-- Task requirements --
Write out the data below exactly as given, without any of its pictures.
-- Start --
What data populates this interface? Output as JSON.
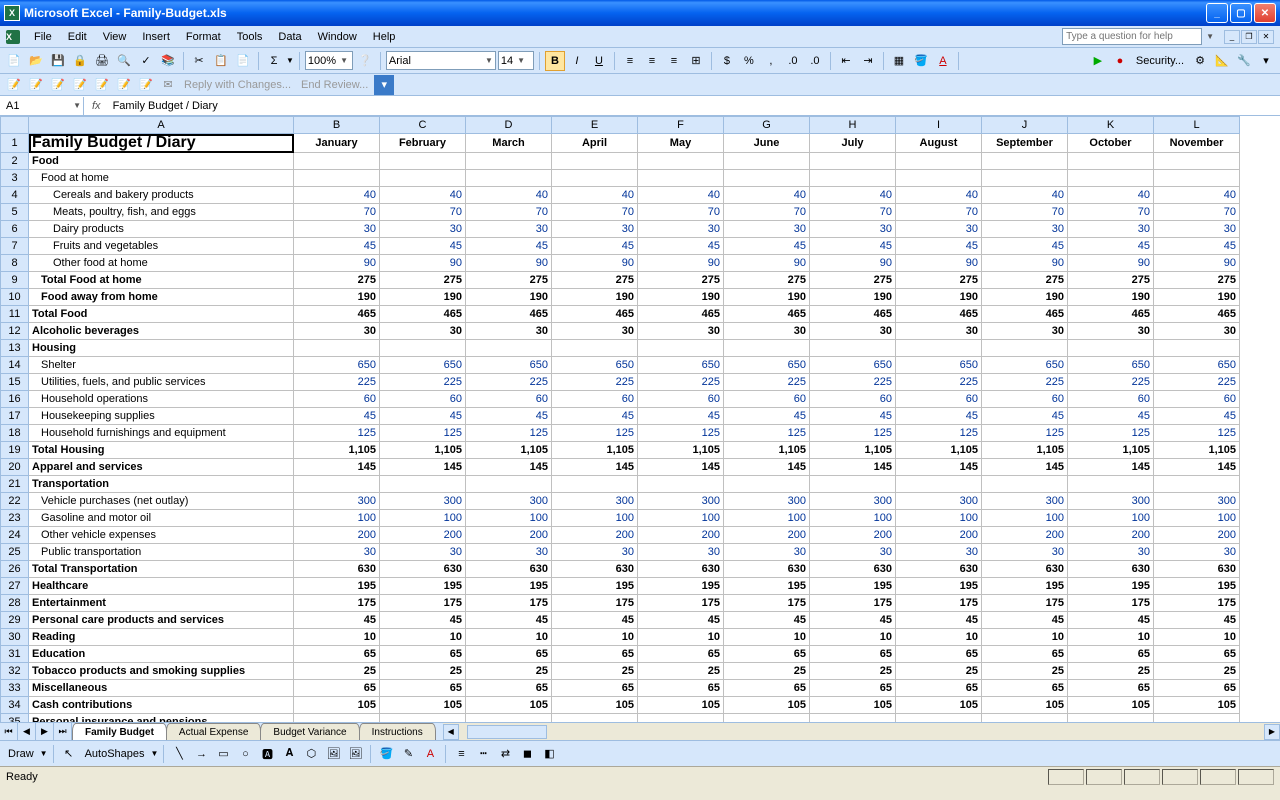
{
  "window": {
    "title": "Microsoft Excel - Family-Budget.xls"
  },
  "menu": {
    "items": [
      "File",
      "Edit",
      "View",
      "Insert",
      "Format",
      "Tools",
      "Data",
      "Window",
      "Help"
    ],
    "help_placeholder": "Type a question for help"
  },
  "toolbar_main": {
    "zoom": "100%",
    "font": "Arial",
    "size": "14"
  },
  "reviewbar": {
    "reply": "Reply with Changes...",
    "end": "End Review..."
  },
  "security_label": "Security...",
  "namebox": "A1",
  "formula": "Family Budget / Diary",
  "columns": [
    "A",
    "B",
    "C",
    "D",
    "E",
    "F",
    "G",
    "H",
    "I",
    "J",
    "K",
    "L"
  ],
  "months": [
    "January",
    "February",
    "March",
    "April",
    "May",
    "June",
    "July",
    "August",
    "September",
    "October",
    "November"
  ],
  "rows": [
    {
      "n": 1,
      "label": "Family Budget / Diary",
      "type": "title"
    },
    {
      "n": 2,
      "label": "Food",
      "type": "bold"
    },
    {
      "n": 3,
      "label": "Food at home",
      "type": "normal",
      "ind": 1
    },
    {
      "n": 4,
      "label": "Cereals and bakery products",
      "ind": 2,
      "v": [
        40,
        40,
        40,
        40,
        40,
        40,
        40,
        40,
        40,
        40,
        40
      ]
    },
    {
      "n": 5,
      "label": "Meats, poultry, fish, and eggs",
      "ind": 2,
      "v": [
        70,
        70,
        70,
        70,
        70,
        70,
        70,
        70,
        70,
        70,
        70
      ]
    },
    {
      "n": 6,
      "label": "Dairy products",
      "ind": 2,
      "v": [
        30,
        30,
        30,
        30,
        30,
        30,
        30,
        30,
        30,
        30,
        30
      ]
    },
    {
      "n": 7,
      "label": "Fruits and vegetables",
      "ind": 2,
      "v": [
        45,
        45,
        45,
        45,
        45,
        45,
        45,
        45,
        45,
        45,
        45
      ]
    },
    {
      "n": 8,
      "label": "Other food at home",
      "ind": 2,
      "v": [
        90,
        90,
        90,
        90,
        90,
        90,
        90,
        90,
        90,
        90,
        90
      ]
    },
    {
      "n": 9,
      "label": "Total Food at home",
      "type": "bold",
      "ind": 1,
      "v": [
        275,
        275,
        275,
        275,
        275,
        275,
        275,
        275,
        275,
        275,
        275
      ],
      "black": true
    },
    {
      "n": 10,
      "label": "Food away from home",
      "type": "bold",
      "ind": 1,
      "v": [
        190,
        190,
        190,
        190,
        190,
        190,
        190,
        190,
        190,
        190,
        190
      ]
    },
    {
      "n": 11,
      "label": "Total Food",
      "type": "bold",
      "v": [
        465,
        465,
        465,
        465,
        465,
        465,
        465,
        465,
        465,
        465,
        465
      ],
      "black": true
    },
    {
      "n": 12,
      "label": "Alcoholic beverages",
      "type": "bold",
      "v": [
        30,
        30,
        30,
        30,
        30,
        30,
        30,
        30,
        30,
        30,
        30
      ]
    },
    {
      "n": 13,
      "label": "Housing",
      "type": "bold"
    },
    {
      "n": 14,
      "label": "Shelter",
      "ind": 1,
      "v": [
        650,
        650,
        650,
        650,
        650,
        650,
        650,
        650,
        650,
        650,
        650
      ]
    },
    {
      "n": 15,
      "label": "Utilities, fuels, and public services",
      "ind": 1,
      "v": [
        225,
        225,
        225,
        225,
        225,
        225,
        225,
        225,
        225,
        225,
        225
      ]
    },
    {
      "n": 16,
      "label": "Household operations",
      "ind": 1,
      "v": [
        60,
        60,
        60,
        60,
        60,
        60,
        60,
        60,
        60,
        60,
        60
      ]
    },
    {
      "n": 17,
      "label": "Housekeeping supplies",
      "ind": 1,
      "v": [
        45,
        45,
        45,
        45,
        45,
        45,
        45,
        45,
        45,
        45,
        45
      ]
    },
    {
      "n": 18,
      "label": "Household furnishings and equipment",
      "ind": 1,
      "v": [
        125,
        125,
        125,
        125,
        125,
        125,
        125,
        125,
        125,
        125,
        125
      ]
    },
    {
      "n": 19,
      "label": "Total Housing",
      "type": "bold",
      "v": [
        "1,105",
        "1,105",
        "1,105",
        "1,105",
        "1,105",
        "1,105",
        "1,105",
        "1,105",
        "1,105",
        "1,105",
        "1,105"
      ],
      "black": true
    },
    {
      "n": 20,
      "label": "Apparel and services",
      "type": "bold",
      "v": [
        145,
        145,
        145,
        145,
        145,
        145,
        145,
        145,
        145,
        145,
        145
      ]
    },
    {
      "n": 21,
      "label": "Transportation",
      "type": "bold"
    },
    {
      "n": 22,
      "label": "Vehicle purchases (net outlay)",
      "ind": 1,
      "v": [
        300,
        300,
        300,
        300,
        300,
        300,
        300,
        300,
        300,
        300,
        300
      ]
    },
    {
      "n": 23,
      "label": "Gasoline and motor oil",
      "ind": 1,
      "v": [
        100,
        100,
        100,
        100,
        100,
        100,
        100,
        100,
        100,
        100,
        100
      ]
    },
    {
      "n": 24,
      "label": "Other vehicle expenses",
      "ind": 1,
      "v": [
        200,
        200,
        200,
        200,
        200,
        200,
        200,
        200,
        200,
        200,
        200
      ]
    },
    {
      "n": 25,
      "label": "Public transportation",
      "ind": 1,
      "v": [
        30,
        30,
        30,
        30,
        30,
        30,
        30,
        30,
        30,
        30,
        30
      ]
    },
    {
      "n": 26,
      "label": "Total Transportation",
      "type": "bold",
      "v": [
        630,
        630,
        630,
        630,
        630,
        630,
        630,
        630,
        630,
        630,
        630
      ],
      "black": true
    },
    {
      "n": 27,
      "label": "Healthcare",
      "type": "bold",
      "v": [
        195,
        195,
        195,
        195,
        195,
        195,
        195,
        195,
        195,
        195,
        195
      ]
    },
    {
      "n": 28,
      "label": "Entertainment",
      "type": "bold",
      "v": [
        175,
        175,
        175,
        175,
        175,
        175,
        175,
        175,
        175,
        175,
        175
      ]
    },
    {
      "n": 29,
      "label": "Personal care products and services",
      "type": "bold",
      "v": [
        45,
        45,
        45,
        45,
        45,
        45,
        45,
        45,
        45,
        45,
        45
      ]
    },
    {
      "n": 30,
      "label": "Reading",
      "type": "bold",
      "v": [
        10,
        10,
        10,
        10,
        10,
        10,
        10,
        10,
        10,
        10,
        10
      ]
    },
    {
      "n": 31,
      "label": "Education",
      "type": "bold",
      "v": [
        65,
        65,
        65,
        65,
        65,
        65,
        65,
        65,
        65,
        65,
        65
      ]
    },
    {
      "n": 32,
      "label": "Tobacco products and smoking supplies",
      "type": "bold",
      "v": [
        25,
        25,
        25,
        25,
        25,
        25,
        25,
        25,
        25,
        25,
        25
      ]
    },
    {
      "n": 33,
      "label": "Miscellaneous",
      "type": "bold",
      "v": [
        65,
        65,
        65,
        65,
        65,
        65,
        65,
        65,
        65,
        65,
        65
      ]
    },
    {
      "n": 34,
      "label": "Cash contributions",
      "type": "bold",
      "v": [
        105,
        105,
        105,
        105,
        105,
        105,
        105,
        105,
        105,
        105,
        105
      ]
    },
    {
      "n": 35,
      "label": "Personal insurance and pensions",
      "type": "bold"
    }
  ],
  "sheets": {
    "tabs": [
      "Family Budget",
      "Actual Expense",
      "Budget Variance",
      "Instructions"
    ],
    "active": 0
  },
  "drawbar": {
    "draw": "Draw",
    "autoshapes": "AutoShapes"
  },
  "status": "Ready"
}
-- End --
-- Solution to the exercise --
What data populates this interface? Output as JSON.
{
  "window": {
    "title": "Microsoft Excel - Family-Budget.xls"
  },
  "menu": {
    "items": [
      "File",
      "Edit",
      "View",
      "Insert",
      "Format",
      "Tools",
      "Data",
      "Window",
      "Help"
    ],
    "help_placeholder": "Type a question for help"
  },
  "toolbar_main": {
    "zoom": "100%",
    "font": "Arial",
    "size": "14"
  },
  "reviewbar": {
    "reply": "Reply with Changes...",
    "end": "End Review..."
  },
  "security_label": "Security...",
  "namebox": "A1",
  "formula": "Family Budget / Diary",
  "columns": [
    "A",
    "B",
    "C",
    "D",
    "E",
    "F",
    "G",
    "H",
    "I",
    "J",
    "K",
    "L"
  ],
  "months": [
    "January",
    "February",
    "March",
    "April",
    "May",
    "June",
    "July",
    "August",
    "September",
    "October",
    "November"
  ],
  "rows": [
    {
      "n": 1,
      "label": "Family Budget / Diary",
      "type": "title"
    },
    {
      "n": 2,
      "label": "Food",
      "type": "bold"
    },
    {
      "n": 3,
      "label": "Food at home",
      "type": "normal",
      "ind": 1
    },
    {
      "n": 4,
      "label": "Cereals and bakery products",
      "ind": 2,
      "v": [
        40,
        40,
        40,
        40,
        40,
        40,
        40,
        40,
        40,
        40,
        40
      ]
    },
    {
      "n": 5,
      "label": "Meats, poultry, fish, and eggs",
      "ind": 2,
      "v": [
        70,
        70,
        70,
        70,
        70,
        70,
        70,
        70,
        70,
        70,
        70
      ]
    },
    {
      "n": 6,
      "label": "Dairy products",
      "ind": 2,
      "v": [
        30,
        30,
        30,
        30,
        30,
        30,
        30,
        30,
        30,
        30,
        30
      ]
    },
    {
      "n": 7,
      "label": "Fruits and vegetables",
      "ind": 2,
      "v": [
        45,
        45,
        45,
        45,
        45,
        45,
        45,
        45,
        45,
        45,
        45
      ]
    },
    {
      "n": 8,
      "label": "Other food at home",
      "ind": 2,
      "v": [
        90,
        90,
        90,
        90,
        90,
        90,
        90,
        90,
        90,
        90,
        90
      ]
    },
    {
      "n": 9,
      "label": "Total Food at home",
      "type": "bold",
      "ind": 1,
      "v": [
        275,
        275,
        275,
        275,
        275,
        275,
        275,
        275,
        275,
        275,
        275
      ],
      "black": true
    },
    {
      "n": 10,
      "label": "Food away from home",
      "type": "bold",
      "ind": 1,
      "v": [
        190,
        190,
        190,
        190,
        190,
        190,
        190,
        190,
        190,
        190,
        190
      ]
    },
    {
      "n": 11,
      "label": "Total Food",
      "type": "bold",
      "v": [
        465,
        465,
        465,
        465,
        465,
        465,
        465,
        465,
        465,
        465,
        465
      ],
      "black": true
    },
    {
      "n": 12,
      "label": "Alcoholic beverages",
      "type": "bold",
      "v": [
        30,
        30,
        30,
        30,
        30,
        30,
        30,
        30,
        30,
        30,
        30
      ]
    },
    {
      "n": 13,
      "label": "Housing",
      "type": "bold"
    },
    {
      "n": 14,
      "label": "Shelter",
      "ind": 1,
      "v": [
        650,
        650,
        650,
        650,
        650,
        650,
        650,
        650,
        650,
        650,
        650
      ]
    },
    {
      "n": 15,
      "label": "Utilities, fuels, and public services",
      "ind": 1,
      "v": [
        225,
        225,
        225,
        225,
        225,
        225,
        225,
        225,
        225,
        225,
        225
      ]
    },
    {
      "n": 16,
      "label": "Household operations",
      "ind": 1,
      "v": [
        60,
        60,
        60,
        60,
        60,
        60,
        60,
        60,
        60,
        60,
        60
      ]
    },
    {
      "n": 17,
      "label": "Housekeeping supplies",
      "ind": 1,
      "v": [
        45,
        45,
        45,
        45,
        45,
        45,
        45,
        45,
        45,
        45,
        45
      ]
    },
    {
      "n": 18,
      "label": "Household furnishings and equipment",
      "ind": 1,
      "v": [
        125,
        125,
        125,
        125,
        125,
        125,
        125,
        125,
        125,
        125,
        125
      ]
    },
    {
      "n": 19,
      "label": "Total Housing",
      "type": "bold",
      "v": [
        "1,105",
        "1,105",
        "1,105",
        "1,105",
        "1,105",
        "1,105",
        "1,105",
        "1,105",
        "1,105",
        "1,105",
        "1,105"
      ],
      "black": true
    },
    {
      "n": 20,
      "label": "Apparel and services",
      "type": "bold",
      "v": [
        145,
        145,
        145,
        145,
        145,
        145,
        145,
        145,
        145,
        145,
        145
      ]
    },
    {
      "n": 21,
      "label": "Transportation",
      "type": "bold"
    },
    {
      "n": 22,
      "label": "Vehicle purchases (net outlay)",
      "ind": 1,
      "v": [
        300,
        300,
        300,
        300,
        300,
        300,
        300,
        300,
        300,
        300,
        300
      ]
    },
    {
      "n": 23,
      "label": "Gasoline and motor oil",
      "ind": 1,
      "v": [
        100,
        100,
        100,
        100,
        100,
        100,
        100,
        100,
        100,
        100,
        100
      ]
    },
    {
      "n": 24,
      "label": "Other vehicle expenses",
      "ind": 1,
      "v": [
        200,
        200,
        200,
        200,
        200,
        200,
        200,
        200,
        200,
        200,
        200
      ]
    },
    {
      "n": 25,
      "label": "Public transportation",
      "ind": 1,
      "v": [
        30,
        30,
        30,
        30,
        30,
        30,
        30,
        30,
        30,
        30,
        30
      ]
    },
    {
      "n": 26,
      "label": "Total Transportation",
      "type": "bold",
      "v": [
        630,
        630,
        630,
        630,
        630,
        630,
        630,
        630,
        630,
        630,
        630
      ],
      "black": true
    },
    {
      "n": 27,
      "label": "Healthcare",
      "type": "bold",
      "v": [
        195,
        195,
        195,
        195,
        195,
        195,
        195,
        195,
        195,
        195,
        195
      ]
    },
    {
      "n": 28,
      "label": "Entertainment",
      "type": "bold",
      "v": [
        175,
        175,
        175,
        175,
        175,
        175,
        175,
        175,
        175,
        175,
        175
      ]
    },
    {
      "n": 29,
      "label": "Personal care products and services",
      "type": "bold",
      "v": [
        45,
        45,
        45,
        45,
        45,
        45,
        45,
        45,
        45,
        45,
        45
      ]
    },
    {
      "n": 30,
      "label": "Reading",
      "type": "bold",
      "v": [
        10,
        10,
        10,
        10,
        10,
        10,
        10,
        10,
        10,
        10,
        10
      ]
    },
    {
      "n": 31,
      "label": "Education",
      "type": "bold",
      "v": [
        65,
        65,
        65,
        65,
        65,
        65,
        65,
        65,
        65,
        65,
        65
      ]
    },
    {
      "n": 32,
      "label": "Tobacco products and smoking supplies",
      "type": "bold",
      "v": [
        25,
        25,
        25,
        25,
        25,
        25,
        25,
        25,
        25,
        25,
        25
      ]
    },
    {
      "n": 33,
      "label": "Miscellaneous",
      "type": "bold",
      "v": [
        65,
        65,
        65,
        65,
        65,
        65,
        65,
        65,
        65,
        65,
        65
      ]
    },
    {
      "n": 34,
      "label": "Cash contributions",
      "type": "bold",
      "v": [
        105,
        105,
        105,
        105,
        105,
        105,
        105,
        105,
        105,
        105,
        105
      ]
    },
    {
      "n": 35,
      "label": "Personal insurance and pensions",
      "type": "bold"
    }
  ],
  "sheets": {
    "tabs": [
      "Family Budget",
      "Actual Expense",
      "Budget Variance",
      "Instructions"
    ],
    "active": 0
  },
  "drawbar": {
    "draw": "Draw",
    "autoshapes": "AutoShapes"
  },
  "status": "Ready"
}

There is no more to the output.